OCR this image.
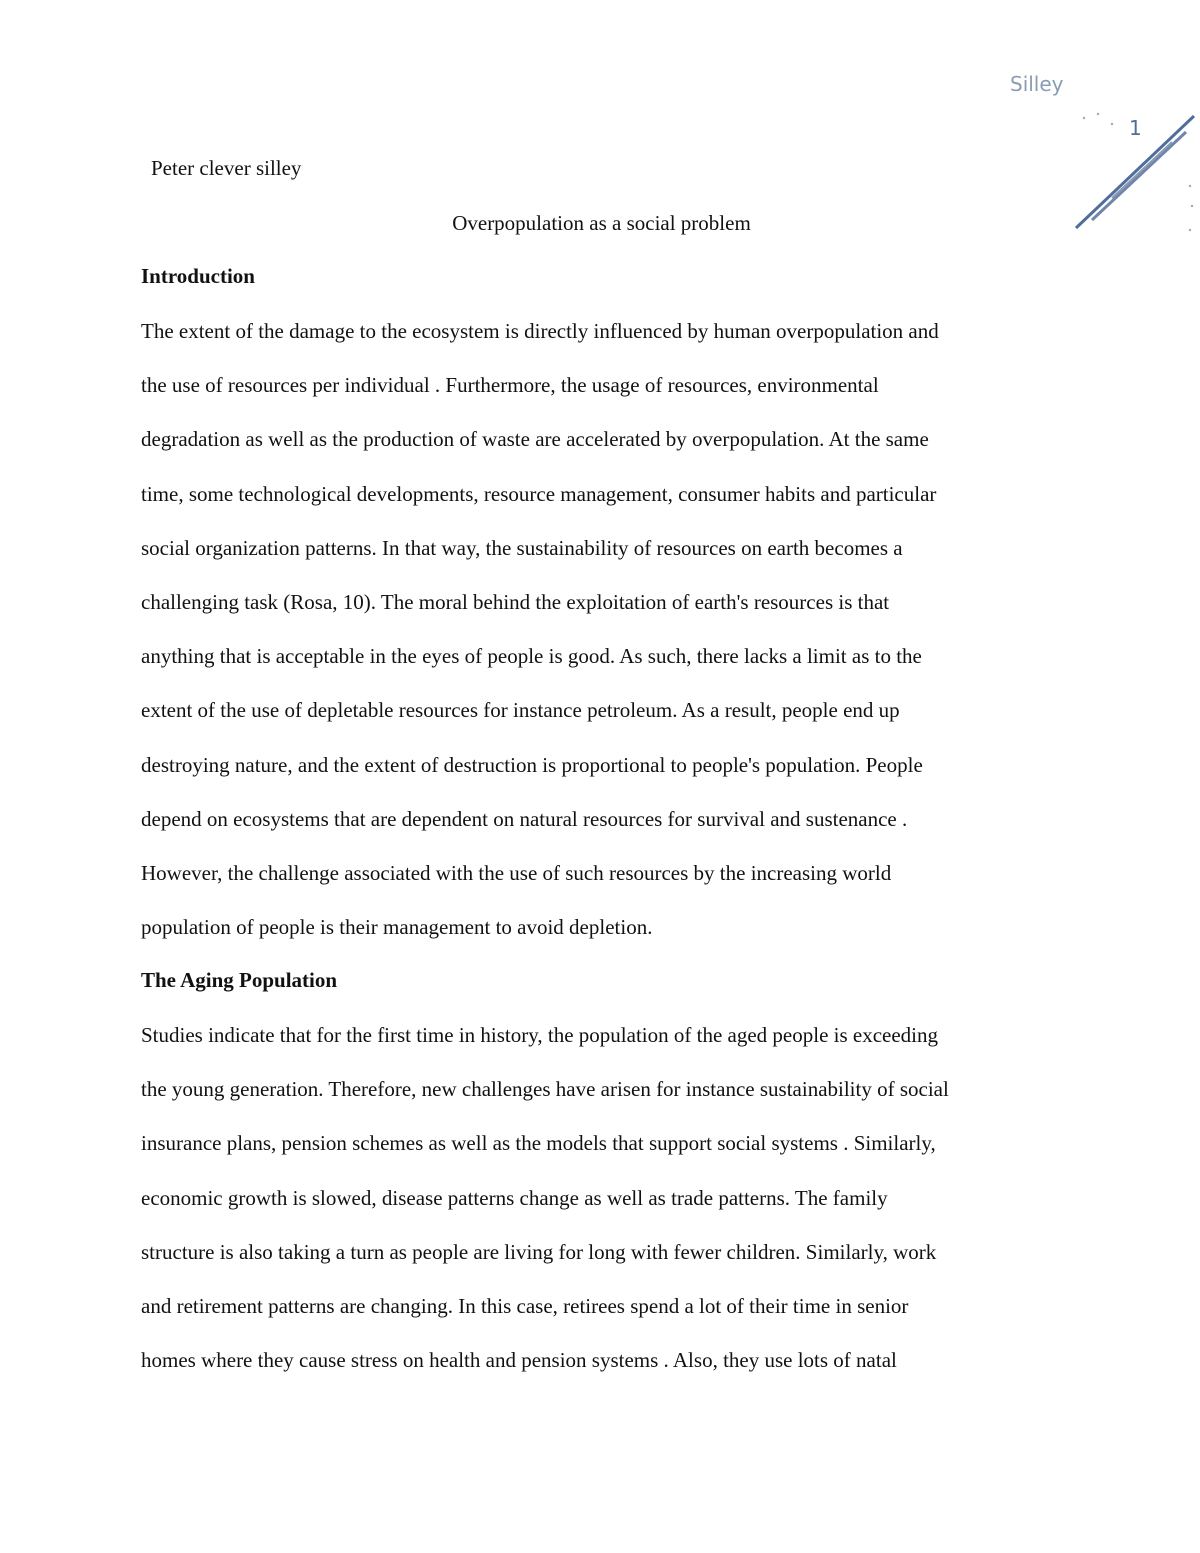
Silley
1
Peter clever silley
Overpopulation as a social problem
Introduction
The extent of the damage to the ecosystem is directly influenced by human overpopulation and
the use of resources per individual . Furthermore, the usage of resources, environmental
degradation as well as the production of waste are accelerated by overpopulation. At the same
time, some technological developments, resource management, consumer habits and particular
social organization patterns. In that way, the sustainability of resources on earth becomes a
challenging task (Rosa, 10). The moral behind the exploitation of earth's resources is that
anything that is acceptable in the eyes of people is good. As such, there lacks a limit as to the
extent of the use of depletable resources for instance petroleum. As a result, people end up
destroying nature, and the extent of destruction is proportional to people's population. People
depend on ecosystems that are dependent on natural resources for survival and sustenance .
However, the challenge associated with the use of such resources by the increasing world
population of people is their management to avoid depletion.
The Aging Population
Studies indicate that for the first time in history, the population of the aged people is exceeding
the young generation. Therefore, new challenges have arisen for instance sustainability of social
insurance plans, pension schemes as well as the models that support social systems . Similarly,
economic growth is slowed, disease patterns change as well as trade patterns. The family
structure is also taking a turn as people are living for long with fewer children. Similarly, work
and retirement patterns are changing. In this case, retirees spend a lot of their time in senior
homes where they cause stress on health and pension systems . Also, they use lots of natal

----------

Short exercise: Give every line above again exactly, with no pictures.

Final answer:
OCR this image.
Silley
1
Peter clever silley
Overpopulation as a social problem
Introduction
The extent of the damage to the ecosystem is directly influenced by human overpopulation and
the use of resources per individual . Furthermore, the usage of resources, environmental
degradation as well as the production of waste are accelerated by overpopulation. At the same
time, some technological developments, resource management, consumer habits and particular
social organization patterns. In that way, the sustainability of resources on earth becomes a
challenging task (Rosa, 10). The moral behind the exploitation of earth's resources is that
anything that is acceptable in the eyes of people is good. As such, there lacks a limit as to the
extent of the use of depletable resources for instance petroleum. As a result, people end up
destroying nature, and the extent of destruction is proportional to people's population. People
depend on ecosystems that are dependent on natural resources for survival and sustenance .
However, the challenge associated with the use of such resources by the increasing world
population of people is their management to avoid depletion.
The Aging Population
Studies indicate that for the first time in history, the population of the aged people is exceeding
the young generation. Therefore, new challenges have arisen for instance sustainability of social
insurance plans, pension schemes as well as the models that support social systems . Similarly,
economic growth is slowed, disease patterns change as well as trade patterns. The family
structure is also taking a turn as people are living for long with fewer children. Similarly, work
and retirement patterns are changing. In this case, retirees spend a lot of their time in senior
homes where they cause stress on health and pension systems . Also, they use lots of natal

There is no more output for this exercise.